*** Data for this exercise

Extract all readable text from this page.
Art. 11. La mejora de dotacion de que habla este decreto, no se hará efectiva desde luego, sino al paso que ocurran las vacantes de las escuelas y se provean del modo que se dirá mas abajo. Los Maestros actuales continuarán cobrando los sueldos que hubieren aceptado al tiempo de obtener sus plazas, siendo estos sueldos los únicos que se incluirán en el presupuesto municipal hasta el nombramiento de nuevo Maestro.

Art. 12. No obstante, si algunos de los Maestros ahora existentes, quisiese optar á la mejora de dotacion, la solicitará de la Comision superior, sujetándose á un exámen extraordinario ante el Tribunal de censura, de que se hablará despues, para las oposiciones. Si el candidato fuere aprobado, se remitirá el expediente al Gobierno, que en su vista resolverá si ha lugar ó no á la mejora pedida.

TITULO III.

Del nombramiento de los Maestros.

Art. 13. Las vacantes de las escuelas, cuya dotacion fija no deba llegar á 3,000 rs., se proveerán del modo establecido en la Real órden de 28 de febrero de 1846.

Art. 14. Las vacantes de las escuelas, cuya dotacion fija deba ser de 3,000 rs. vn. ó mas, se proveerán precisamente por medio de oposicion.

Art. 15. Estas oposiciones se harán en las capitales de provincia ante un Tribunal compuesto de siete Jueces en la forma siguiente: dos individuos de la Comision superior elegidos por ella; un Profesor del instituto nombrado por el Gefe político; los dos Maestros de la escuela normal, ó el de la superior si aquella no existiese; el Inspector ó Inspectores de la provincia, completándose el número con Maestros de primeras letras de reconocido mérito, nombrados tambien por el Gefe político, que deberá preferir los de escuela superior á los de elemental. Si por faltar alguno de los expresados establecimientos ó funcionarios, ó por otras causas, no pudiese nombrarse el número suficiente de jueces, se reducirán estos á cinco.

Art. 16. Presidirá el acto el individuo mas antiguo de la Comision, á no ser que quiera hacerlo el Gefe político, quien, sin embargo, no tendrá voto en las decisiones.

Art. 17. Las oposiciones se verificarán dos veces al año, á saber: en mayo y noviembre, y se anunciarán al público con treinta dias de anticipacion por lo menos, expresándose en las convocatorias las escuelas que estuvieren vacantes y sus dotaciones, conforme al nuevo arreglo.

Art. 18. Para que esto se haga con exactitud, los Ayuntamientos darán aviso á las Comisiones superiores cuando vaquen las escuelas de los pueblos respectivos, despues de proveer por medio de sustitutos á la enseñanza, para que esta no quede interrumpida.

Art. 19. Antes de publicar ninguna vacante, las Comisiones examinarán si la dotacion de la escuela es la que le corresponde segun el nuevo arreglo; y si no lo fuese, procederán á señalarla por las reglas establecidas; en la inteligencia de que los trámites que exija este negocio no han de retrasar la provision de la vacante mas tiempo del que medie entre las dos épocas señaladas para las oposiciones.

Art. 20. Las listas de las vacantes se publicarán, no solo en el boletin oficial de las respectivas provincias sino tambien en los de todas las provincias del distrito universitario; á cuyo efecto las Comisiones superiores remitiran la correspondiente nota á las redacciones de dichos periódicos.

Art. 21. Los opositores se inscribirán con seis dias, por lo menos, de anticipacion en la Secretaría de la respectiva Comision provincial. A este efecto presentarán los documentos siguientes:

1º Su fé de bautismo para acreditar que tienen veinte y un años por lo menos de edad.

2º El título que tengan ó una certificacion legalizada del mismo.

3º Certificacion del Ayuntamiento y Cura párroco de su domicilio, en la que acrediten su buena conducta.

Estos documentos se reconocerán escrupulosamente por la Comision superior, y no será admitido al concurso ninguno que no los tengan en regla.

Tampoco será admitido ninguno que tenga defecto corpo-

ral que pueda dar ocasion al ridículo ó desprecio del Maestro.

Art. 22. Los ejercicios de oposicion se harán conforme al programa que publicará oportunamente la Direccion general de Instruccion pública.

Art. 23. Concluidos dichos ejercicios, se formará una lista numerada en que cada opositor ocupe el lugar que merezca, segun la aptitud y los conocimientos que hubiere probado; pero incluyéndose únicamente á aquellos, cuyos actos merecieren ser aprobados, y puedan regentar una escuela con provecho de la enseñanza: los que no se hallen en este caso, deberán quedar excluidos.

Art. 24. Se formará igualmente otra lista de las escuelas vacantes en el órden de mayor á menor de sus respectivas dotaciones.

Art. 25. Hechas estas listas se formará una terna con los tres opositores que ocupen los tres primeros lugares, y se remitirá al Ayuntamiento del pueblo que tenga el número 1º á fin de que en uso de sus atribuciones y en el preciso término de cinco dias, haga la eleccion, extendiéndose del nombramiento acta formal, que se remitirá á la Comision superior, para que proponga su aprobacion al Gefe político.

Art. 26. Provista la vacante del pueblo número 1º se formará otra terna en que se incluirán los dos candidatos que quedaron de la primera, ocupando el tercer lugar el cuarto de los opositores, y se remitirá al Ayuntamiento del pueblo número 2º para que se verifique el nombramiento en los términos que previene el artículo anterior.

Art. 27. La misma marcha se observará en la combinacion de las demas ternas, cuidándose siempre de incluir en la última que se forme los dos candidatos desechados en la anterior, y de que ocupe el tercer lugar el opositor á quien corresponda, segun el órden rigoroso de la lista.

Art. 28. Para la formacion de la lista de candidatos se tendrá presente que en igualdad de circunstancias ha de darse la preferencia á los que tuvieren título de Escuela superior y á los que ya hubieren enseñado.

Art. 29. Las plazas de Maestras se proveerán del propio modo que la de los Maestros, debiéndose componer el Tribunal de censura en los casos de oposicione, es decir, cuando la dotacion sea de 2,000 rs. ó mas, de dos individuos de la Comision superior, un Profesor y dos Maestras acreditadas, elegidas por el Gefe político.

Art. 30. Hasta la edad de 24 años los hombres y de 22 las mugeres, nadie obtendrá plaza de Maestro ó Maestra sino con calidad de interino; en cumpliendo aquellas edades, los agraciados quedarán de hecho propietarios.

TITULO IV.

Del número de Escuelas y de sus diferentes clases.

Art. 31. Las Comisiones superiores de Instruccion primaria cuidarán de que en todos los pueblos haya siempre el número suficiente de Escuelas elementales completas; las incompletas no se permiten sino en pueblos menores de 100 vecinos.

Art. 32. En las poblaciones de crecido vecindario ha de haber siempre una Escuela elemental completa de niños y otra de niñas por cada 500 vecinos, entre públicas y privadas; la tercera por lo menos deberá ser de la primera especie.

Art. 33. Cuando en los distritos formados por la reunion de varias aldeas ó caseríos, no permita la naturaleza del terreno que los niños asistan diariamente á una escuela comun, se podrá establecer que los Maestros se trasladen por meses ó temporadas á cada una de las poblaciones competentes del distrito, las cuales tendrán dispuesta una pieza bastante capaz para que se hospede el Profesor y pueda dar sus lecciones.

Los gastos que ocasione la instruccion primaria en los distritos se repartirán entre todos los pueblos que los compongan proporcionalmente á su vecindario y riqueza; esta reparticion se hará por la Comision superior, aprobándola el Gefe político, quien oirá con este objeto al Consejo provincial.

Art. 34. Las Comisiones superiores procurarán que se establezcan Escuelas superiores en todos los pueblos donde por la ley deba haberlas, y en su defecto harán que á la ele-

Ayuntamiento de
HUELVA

******

**Work instructions:**
Take the lines above and print them exactly.

**Full response:**
Extract all readable text from this page.
Art. 11. La mejora de dotacion de que habla este decreto, no se hará efectiva desde luego, sino al paso que ocurran las vacantes de las escuelas y se provean del modo que se dirá mas abajo. Los Maestros actuales continuarán cobrando los sueldos que hubieren aceptado al tiempo de obtener sus plazas, siendo estos sueldos los únicos que se incluirán en el presupuesto municipal hasta el nombramiento de nuevo Maestro.

Art. 12. No obstante, si algunos de los Maestros ahora existentes, quisiese optar á la mejora de dotacion, la solicitará de la Comision superior, sujetándose á un exámen extraordinario ante el Tribunal de censura, de que se hablará despues, para las oposiciones. Si el candidato fuere aprobado, se remitirá el expediente al Gobierno, que en su vista resolverá si ha lugar ó no á la mejora pedida.

TITULO III.

Del nombramiento de los Maestros.

Art. 13. Las vacantes de las escuelas, cuya dotacion fija no deba llegar á 3,000 rs., se proveerán del modo establecido en la Real órden de 28 de febrero de 1846.

Art. 14. Las vacantes de las escuelas, cuya dotacion fija deba ser de 3,000 rs. vn. ó mas, se proveerán precisamente por medio de oposicion.

Art. 15. Estas oposiciones se harán en las capitales de provincia ante un Tribunal compuesto de siete Jueces en la forma siguiente: dos individuos de la Comision superior elegidos por ella; un Profesor del instituto nombrado por el Gefe político; los dos Maestros de la escuela normal, ó el de la superior si aquella no existiese; el Inspector ó Inspectores de la provincia, completándose el número con Maestros de primeras letras de reconocido mérito, nombrados tambien por el Gefe político, que deberá preferir los de escuela superior á los de elemental. Si por faltar alguno de los expresados establecimientos ó funcionarios, ó por otras causas, no pudiese nombrarse el número suficiente de jueces, se reducirán estos á cinco.

Art. 16. Presidirá el acto el individuo mas antiguo de la Comision, á no ser que quiera hacerlo el Gefe político, quien, sin embargo, no tendrá voto en las decisiones.

Art. 17. Las oposiciones se verificarán dos veces al año, á saber: en mayo y noviembre, y se anunciarán al público con treinta dias de anticipacion por lo menos, expresándose en las convocatorias las escuelas que estuvieren vacantes y sus dotaciones, conforme al nuevo arreglo.

Art. 18. Para que esto se haga con exactitud, los Ayuntamientos darán aviso á las Comisiones superiores cuando vaquen las escuelas de los pueblos respectivos, despues de proveer por medio de sustitutos á la enseñanza, para que esta no quede interrumpida.

Art. 19. Antes de publicar ninguna vacante, las Comisiones examinarán si la dotacion de la escuela es la que le corresponde segun el nuevo arreglo; y si no lo fuese, procederán á señalarla por las reglas establecidas; en la inteligencia de que los trámites que exija este negocio no han de retrasar la provision de la vacante mas tiempo del que medie entre las dos épocas señaladas para las oposiciones.

Art. 20. Las listas de las vacantes se publicarán, no solo en el boletin oficial de las respectivas provincias sino tambien en los de todas las provincias del distrito universitario; á cuyo efecto las Comisiones superiores remitiran la correspondiente nota á las redacciones de dichos periódicos.

Art. 21. Los opositores se inscribirán con seis dias, por lo menos, de anticipacion en la Secretaría de la respectiva Comision provincial. A este efecto presentarán los documentos siguientes:

1º Su fé de bautismo para acreditar que tienen veinte y un años por lo menos de edad.

2º El título que tengan ó una certificacion legalizada del mismo.

3º Certificacion del Ayuntamiento y Cura párroco de su domicilio, en la que acrediten su buena conducta.

Estos documentos se reconocerán escrupulosamente por la Comision superior, y no será admitido al concurso ninguno que no los tengan en regla.

Tampoco será admitido ninguno que tenga defecto corpo-

ral que pueda dar ocasion al ridículo ó desprecio del Maestro.

Art. 22. Los ejercicios de oposicion se harán conforme al programa que publicará oportunamente la Direccion general de Instruccion pública.

Art. 23. Concluidos dichos ejercicios, se formará una lista numerada en que cada opositor ocupe el lugar que merezca, segun la aptitud y los conocimientos que hubiere probado; pero incluyéndose únicamente á aquellos, cuyos actos merecieren ser aprobados, y puedan regentar una escuela con provecho de la enseñanza: los que no se hallen en este caso, deberán quedar excluidos.

Art. 24. Se formará igualmente otra lista de las escuelas vacantes en el órden de mayor á menor de sus respectivas dotaciones.

Art. 25. Hechas estas listas se formará una terna con los tres opositores que ocupen los tres primeros lugares, y se remitirá al Ayuntamiento del pueblo que tenga el número 1º á fin de que en uso de sus atribuciones y en el preciso término de cinco dias, haga la eleccion, extendiéndose del nombramiento acta formal, que se remitirá á la Comision superior, para que proponga su aprobacion al Gefe político.

Art. 26. Provista la vacante del pueblo número 1º se formará otra terna en que se incluirán los dos candidatos que quedaron de la primera, ocupando el tercer lugar el cuarto de los opositores, y se remitirá al Ayuntamiento del pueblo número 2º para que se verifique el nombramiento en los términos que previene el artículo anterior.

Art. 27. La misma marcha se observará en la combinacion de las demas ternas, cuidándose siempre de incluir en la última que se forme los dos candidatos desechados en la anterior, y de que ocupe el tercer lugar el opositor á quien corresponda, segun el órden rigoroso de la lista.

Art. 28. Para la formacion de la lista de candidatos se tendrá presente que en igualdad de circunstancias ha de darse la preferencia á los que tuvieren título de Escuela superior y á los que ya hubieren enseñado.

Art. 29. Las plazas de Maestras se proveerán del propio modo que la de los Maestros, debiéndose componer el Tribunal de censura en los casos de oposicione, es decir, cuando la dotacion sea de 2,000 rs. ó mas, de dos individuos de la Comision superior, un Profesor y dos Maestras acreditadas, elegidas por el Gefe político.

Art. 30. Hasta la edad de 24 años los hombres y de 22 las mugeres, nadie obtendrá plaza de Maestro ó Maestra sino con calidad de interino; en cumpliendo aquellas edades, los agraciados quedarán de hecho propietarios.

TITULO IV.

Del número de Escuelas y de sus diferentes clases.

Art. 31. Las Comisiones superiores de Instruccion primaria cuidarán de que en todos los pueblos haya siempre el número suficiente de Escuelas elementales completas; las incompletas no se permiten sino en pueblos menores de 100 vecinos.

Art. 32. En las poblaciones de crecido vecindario ha de haber siempre una Escuela elemental completa de niños y otra de niñas por cada 500 vecinos, entre públicas y privadas; la tercera por lo menos deberá ser de la primera especie.

Art. 33. Cuando en los distritos formados por la reunion de varias aldeas ó caseríos, no permita la naturaleza del terreno que los niños asistan diariamente á una escuela comun, se podrá establecer que los Maestros se trasladen por meses ó temporadas á cada una de las poblaciones competentes del distrito, las cuales tendrán dispuesta una pieza bastante capaz para que se hospede el Profesor y pueda dar sus lecciones.

Los gastos que ocasione la instruccion primaria en los distritos se repartirán entre todos los pueblos que los compongan proporcionalmente á su vecindario y riqueza; esta reparticion se hará por la Comision superior, aprobándola el Gefe político, quien oirá con este objeto al Consejo provincial.

Art. 34. Las Comisiones superiores procurarán que se establezcan Escuelas superiores en todos los pueblos donde por la ley deba haberlas, y en su defecto harán que á la ele-

Ayuntamiento de
HUELVA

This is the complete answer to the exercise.